====== TASK DATA ======

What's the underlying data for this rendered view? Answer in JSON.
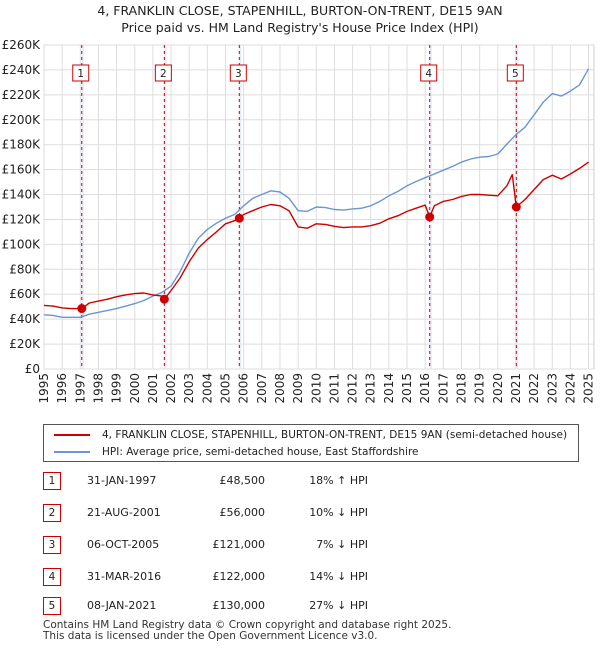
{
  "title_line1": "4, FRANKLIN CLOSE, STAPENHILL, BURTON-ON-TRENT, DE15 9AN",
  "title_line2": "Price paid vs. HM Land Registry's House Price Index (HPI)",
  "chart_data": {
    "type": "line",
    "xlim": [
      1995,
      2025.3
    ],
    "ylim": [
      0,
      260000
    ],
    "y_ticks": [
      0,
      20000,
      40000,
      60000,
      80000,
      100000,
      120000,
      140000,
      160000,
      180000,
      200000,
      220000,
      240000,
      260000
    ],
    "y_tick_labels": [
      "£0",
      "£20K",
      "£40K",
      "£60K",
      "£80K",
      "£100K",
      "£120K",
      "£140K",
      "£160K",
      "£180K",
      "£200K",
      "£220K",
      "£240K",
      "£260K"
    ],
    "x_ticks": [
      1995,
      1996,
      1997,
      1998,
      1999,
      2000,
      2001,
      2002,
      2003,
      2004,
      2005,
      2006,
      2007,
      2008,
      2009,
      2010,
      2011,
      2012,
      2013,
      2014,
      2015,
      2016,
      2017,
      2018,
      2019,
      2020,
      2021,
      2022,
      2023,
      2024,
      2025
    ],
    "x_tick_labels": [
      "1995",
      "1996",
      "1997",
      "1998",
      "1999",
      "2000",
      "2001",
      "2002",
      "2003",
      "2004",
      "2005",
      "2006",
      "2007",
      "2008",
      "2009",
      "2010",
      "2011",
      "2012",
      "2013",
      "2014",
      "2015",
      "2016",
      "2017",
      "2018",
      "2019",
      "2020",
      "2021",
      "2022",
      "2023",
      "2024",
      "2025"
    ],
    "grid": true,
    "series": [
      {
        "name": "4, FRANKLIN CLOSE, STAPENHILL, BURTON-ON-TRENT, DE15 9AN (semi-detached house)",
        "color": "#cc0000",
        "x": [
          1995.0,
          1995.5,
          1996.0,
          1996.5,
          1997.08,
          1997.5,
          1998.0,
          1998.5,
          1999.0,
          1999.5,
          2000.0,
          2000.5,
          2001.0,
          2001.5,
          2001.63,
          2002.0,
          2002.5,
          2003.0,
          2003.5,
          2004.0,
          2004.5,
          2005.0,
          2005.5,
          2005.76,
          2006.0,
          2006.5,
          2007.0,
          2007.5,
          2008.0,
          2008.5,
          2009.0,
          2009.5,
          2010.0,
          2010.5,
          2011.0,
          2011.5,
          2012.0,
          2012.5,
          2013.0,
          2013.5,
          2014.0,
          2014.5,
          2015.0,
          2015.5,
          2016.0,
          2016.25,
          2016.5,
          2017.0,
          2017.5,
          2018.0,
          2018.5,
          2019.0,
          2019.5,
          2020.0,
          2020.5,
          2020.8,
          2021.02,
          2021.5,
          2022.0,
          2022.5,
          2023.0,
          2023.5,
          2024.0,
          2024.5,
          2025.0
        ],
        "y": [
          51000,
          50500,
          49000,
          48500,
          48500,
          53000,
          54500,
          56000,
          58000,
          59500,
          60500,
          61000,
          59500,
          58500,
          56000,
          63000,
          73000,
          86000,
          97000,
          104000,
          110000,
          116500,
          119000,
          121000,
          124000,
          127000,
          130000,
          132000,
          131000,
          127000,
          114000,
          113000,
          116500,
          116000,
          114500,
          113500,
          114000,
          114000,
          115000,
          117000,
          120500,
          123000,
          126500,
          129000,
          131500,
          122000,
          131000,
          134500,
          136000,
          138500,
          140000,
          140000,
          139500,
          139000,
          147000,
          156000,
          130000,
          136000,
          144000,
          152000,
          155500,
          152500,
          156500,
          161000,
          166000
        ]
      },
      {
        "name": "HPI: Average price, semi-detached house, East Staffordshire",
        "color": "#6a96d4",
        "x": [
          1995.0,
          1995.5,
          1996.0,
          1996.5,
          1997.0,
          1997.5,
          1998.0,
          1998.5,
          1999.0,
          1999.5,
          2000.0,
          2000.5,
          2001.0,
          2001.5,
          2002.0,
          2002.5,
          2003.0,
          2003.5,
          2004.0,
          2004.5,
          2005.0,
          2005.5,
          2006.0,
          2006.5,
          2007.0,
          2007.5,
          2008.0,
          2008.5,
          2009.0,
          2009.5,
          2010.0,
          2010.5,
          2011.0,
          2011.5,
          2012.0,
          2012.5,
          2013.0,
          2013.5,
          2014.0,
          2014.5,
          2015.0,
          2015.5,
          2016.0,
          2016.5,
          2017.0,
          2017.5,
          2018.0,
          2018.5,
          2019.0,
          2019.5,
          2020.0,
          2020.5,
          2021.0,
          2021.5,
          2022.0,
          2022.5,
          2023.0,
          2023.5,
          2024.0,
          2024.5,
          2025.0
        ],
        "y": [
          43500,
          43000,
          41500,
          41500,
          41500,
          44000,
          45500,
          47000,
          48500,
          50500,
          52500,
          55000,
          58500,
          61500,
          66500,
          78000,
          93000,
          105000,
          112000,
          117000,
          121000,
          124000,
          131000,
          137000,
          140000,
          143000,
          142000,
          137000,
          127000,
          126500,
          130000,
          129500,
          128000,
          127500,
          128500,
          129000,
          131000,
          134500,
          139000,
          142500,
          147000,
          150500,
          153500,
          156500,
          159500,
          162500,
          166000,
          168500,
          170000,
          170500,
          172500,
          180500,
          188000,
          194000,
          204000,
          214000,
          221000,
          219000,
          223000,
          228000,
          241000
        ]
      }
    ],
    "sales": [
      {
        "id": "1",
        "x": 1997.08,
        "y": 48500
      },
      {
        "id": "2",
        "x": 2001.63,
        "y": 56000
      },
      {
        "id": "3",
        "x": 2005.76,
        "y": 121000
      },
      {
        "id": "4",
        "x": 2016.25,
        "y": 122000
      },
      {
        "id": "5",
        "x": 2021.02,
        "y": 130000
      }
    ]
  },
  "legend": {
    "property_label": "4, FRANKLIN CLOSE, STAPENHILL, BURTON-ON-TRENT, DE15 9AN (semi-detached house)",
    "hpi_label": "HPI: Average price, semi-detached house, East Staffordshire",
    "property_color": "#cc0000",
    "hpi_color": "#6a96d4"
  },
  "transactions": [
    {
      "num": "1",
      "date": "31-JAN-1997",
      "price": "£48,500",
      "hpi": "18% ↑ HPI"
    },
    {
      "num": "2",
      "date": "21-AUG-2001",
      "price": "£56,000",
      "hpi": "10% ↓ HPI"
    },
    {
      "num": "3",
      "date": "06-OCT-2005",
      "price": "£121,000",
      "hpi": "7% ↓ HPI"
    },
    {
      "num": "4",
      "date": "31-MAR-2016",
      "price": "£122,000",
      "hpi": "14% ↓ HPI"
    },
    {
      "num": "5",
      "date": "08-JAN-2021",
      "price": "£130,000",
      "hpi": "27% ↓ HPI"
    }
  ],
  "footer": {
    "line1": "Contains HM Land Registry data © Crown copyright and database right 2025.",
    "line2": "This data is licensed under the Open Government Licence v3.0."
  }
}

======

■ WHAT IS REQUIRED ■
From the data above, copy each line that holds "Land".

■ OUTPUT FOR THIS EXERCISE ■
  "title_line2": "Price paid vs. HM Land Registry's House Price Index (HPI)",
    "line1": "Contains HM Land Registry data © Crown copyright and database right 2025.",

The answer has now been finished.